Task objective
Records follow. Select each line holding "Department".
+++++
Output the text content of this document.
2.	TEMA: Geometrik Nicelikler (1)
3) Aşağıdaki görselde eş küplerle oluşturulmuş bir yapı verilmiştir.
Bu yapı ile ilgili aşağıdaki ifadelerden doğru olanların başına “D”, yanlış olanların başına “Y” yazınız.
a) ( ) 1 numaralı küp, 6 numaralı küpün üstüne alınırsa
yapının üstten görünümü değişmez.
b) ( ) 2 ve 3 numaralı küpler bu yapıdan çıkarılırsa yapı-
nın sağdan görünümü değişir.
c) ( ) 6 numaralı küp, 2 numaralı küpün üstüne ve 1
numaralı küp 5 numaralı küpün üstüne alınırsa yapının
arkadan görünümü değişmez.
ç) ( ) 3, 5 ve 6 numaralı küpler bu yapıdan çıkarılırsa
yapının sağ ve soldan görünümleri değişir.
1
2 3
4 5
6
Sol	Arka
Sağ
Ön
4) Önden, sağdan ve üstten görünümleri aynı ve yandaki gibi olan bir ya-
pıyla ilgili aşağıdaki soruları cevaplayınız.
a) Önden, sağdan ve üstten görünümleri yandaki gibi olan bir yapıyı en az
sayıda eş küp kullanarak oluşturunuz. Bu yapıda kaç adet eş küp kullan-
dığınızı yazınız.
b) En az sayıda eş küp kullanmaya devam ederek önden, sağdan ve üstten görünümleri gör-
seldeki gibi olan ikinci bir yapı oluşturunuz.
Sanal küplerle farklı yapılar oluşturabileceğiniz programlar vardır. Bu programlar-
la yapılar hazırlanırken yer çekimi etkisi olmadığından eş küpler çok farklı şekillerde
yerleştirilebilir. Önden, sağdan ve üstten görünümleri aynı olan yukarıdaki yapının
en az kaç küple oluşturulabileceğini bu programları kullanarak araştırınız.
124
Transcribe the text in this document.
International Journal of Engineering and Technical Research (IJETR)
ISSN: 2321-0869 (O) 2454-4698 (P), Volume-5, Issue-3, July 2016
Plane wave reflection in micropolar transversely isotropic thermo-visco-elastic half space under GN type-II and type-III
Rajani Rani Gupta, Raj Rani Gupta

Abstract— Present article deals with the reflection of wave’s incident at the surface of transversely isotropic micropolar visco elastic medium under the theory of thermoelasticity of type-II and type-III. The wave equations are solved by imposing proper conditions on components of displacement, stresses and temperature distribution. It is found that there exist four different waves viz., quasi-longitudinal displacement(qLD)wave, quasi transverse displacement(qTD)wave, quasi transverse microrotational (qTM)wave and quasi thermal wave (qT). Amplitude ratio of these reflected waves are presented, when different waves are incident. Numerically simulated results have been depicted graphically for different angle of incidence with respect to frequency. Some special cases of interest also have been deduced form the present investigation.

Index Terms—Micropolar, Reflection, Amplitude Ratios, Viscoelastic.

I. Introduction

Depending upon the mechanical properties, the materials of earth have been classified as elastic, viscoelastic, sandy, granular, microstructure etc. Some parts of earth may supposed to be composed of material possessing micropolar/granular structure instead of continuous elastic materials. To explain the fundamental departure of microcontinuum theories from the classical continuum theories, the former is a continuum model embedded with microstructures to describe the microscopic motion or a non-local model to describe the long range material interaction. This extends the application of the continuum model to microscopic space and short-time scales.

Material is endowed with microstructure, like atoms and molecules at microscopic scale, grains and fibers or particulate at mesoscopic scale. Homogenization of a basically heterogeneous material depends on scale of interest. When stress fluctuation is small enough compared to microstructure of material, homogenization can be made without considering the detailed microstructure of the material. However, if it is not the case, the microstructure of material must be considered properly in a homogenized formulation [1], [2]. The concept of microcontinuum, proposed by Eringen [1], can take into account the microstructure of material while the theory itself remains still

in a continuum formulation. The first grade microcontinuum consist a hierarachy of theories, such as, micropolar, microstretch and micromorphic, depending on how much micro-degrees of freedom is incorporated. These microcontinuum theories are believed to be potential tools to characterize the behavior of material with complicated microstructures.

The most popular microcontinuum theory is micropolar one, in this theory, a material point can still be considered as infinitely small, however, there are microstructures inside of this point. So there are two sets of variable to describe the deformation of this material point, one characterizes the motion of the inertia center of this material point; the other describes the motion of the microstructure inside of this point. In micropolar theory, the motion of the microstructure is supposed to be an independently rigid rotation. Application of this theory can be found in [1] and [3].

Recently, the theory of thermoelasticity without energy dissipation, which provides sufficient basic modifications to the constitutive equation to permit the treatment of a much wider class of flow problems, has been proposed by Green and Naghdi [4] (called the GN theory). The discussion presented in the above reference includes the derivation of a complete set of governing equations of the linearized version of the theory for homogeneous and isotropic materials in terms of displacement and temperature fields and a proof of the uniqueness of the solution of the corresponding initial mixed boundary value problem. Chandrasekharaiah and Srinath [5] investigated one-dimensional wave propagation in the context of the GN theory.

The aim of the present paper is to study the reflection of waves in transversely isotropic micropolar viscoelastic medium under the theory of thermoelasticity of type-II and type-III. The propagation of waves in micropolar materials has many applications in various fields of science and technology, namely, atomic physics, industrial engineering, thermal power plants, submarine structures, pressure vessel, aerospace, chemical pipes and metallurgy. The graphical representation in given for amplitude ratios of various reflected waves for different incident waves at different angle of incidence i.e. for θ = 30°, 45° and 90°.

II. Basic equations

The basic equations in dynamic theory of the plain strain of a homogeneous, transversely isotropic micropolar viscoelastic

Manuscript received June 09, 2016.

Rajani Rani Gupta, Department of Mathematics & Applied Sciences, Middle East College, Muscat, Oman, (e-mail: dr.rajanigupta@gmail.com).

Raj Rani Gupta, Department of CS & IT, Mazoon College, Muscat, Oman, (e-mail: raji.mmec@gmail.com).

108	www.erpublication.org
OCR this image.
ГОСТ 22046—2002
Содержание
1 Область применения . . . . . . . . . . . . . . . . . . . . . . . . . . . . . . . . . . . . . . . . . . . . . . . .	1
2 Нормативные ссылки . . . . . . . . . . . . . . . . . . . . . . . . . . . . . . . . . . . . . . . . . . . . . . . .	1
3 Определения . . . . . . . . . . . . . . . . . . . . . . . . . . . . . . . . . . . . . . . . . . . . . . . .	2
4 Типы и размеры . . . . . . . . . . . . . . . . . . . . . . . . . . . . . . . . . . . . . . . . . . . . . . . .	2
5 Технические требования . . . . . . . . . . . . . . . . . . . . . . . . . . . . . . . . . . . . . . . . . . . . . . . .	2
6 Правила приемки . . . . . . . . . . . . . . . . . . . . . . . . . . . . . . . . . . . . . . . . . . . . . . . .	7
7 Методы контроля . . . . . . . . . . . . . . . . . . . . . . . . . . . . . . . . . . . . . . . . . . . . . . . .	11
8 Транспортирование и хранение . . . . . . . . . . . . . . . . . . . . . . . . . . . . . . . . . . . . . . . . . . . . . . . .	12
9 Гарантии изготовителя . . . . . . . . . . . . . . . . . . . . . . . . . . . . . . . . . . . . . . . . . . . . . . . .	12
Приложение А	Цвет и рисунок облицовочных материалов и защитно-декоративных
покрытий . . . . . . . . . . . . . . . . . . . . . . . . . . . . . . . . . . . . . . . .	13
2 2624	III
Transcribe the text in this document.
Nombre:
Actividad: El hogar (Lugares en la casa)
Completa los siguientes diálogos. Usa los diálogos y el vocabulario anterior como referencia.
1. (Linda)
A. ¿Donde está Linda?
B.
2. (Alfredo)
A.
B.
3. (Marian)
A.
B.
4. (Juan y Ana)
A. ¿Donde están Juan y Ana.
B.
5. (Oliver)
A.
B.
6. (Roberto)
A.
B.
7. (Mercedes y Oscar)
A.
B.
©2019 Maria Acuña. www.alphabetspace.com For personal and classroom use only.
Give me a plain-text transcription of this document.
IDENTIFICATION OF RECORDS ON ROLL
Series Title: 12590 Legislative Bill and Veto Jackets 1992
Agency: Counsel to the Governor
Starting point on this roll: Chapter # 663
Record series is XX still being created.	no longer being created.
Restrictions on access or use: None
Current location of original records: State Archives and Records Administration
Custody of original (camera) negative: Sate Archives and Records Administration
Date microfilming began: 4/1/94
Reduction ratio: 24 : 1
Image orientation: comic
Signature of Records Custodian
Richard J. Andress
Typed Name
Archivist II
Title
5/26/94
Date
+++++
Written response
Rajani Rani Gupta, Department of Mathematics & Applied Sciences, Middle East College, Muscat, Oman, (e-mail: dr.rajanigupta@gmail.com).
Raj Rani Gupta, Department of CS & IT, Mazoon College, Muscat, Oman, (e-mail: raji.mmec@gmail.com).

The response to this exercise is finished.